- [SUPPLIED DATA]:

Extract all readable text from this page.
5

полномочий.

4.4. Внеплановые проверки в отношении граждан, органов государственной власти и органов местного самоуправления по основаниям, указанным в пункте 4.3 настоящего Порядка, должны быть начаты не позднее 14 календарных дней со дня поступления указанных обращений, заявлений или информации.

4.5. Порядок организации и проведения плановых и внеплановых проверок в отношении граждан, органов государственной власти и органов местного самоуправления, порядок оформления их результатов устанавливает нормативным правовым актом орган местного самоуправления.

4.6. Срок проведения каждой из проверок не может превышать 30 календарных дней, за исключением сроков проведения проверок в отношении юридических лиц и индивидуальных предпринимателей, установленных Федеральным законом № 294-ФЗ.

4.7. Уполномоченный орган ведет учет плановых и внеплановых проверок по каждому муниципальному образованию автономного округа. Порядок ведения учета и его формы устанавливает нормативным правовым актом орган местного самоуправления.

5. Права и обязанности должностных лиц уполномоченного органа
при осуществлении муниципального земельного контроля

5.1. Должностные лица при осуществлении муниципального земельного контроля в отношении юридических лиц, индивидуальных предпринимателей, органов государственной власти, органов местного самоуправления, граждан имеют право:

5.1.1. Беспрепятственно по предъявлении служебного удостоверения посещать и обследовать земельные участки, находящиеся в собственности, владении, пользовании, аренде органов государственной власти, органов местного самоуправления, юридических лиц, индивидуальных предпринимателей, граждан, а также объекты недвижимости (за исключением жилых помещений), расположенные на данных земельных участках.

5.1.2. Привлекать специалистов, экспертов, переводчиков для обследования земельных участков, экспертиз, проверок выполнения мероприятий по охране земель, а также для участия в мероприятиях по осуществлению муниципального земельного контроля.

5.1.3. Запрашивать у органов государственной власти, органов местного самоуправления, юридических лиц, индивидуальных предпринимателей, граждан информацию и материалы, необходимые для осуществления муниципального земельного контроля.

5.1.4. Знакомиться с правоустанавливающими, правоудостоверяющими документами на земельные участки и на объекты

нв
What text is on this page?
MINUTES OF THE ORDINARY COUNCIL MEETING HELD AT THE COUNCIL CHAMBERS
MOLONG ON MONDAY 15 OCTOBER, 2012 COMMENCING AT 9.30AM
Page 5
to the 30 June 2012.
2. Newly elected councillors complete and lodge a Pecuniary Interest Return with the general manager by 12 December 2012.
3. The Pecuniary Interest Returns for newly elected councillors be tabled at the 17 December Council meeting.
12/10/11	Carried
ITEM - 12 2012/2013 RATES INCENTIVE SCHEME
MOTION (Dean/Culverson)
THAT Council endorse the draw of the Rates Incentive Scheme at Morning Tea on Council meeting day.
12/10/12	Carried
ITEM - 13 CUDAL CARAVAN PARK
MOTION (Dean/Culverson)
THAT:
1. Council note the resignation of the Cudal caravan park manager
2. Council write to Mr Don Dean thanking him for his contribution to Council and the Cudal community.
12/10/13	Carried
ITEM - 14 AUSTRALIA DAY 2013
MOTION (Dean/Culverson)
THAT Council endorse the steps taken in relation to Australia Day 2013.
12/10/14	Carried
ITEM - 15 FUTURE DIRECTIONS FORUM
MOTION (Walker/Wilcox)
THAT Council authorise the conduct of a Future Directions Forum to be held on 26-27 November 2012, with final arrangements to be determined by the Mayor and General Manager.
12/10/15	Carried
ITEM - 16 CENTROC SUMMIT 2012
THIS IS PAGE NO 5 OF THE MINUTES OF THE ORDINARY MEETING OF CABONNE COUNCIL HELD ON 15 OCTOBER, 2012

- [SHORT TASK]: Write out every line from the entries where "text" appears.

- [TASK RESULT]:
Extract all readable text from this page.
What text is on this page?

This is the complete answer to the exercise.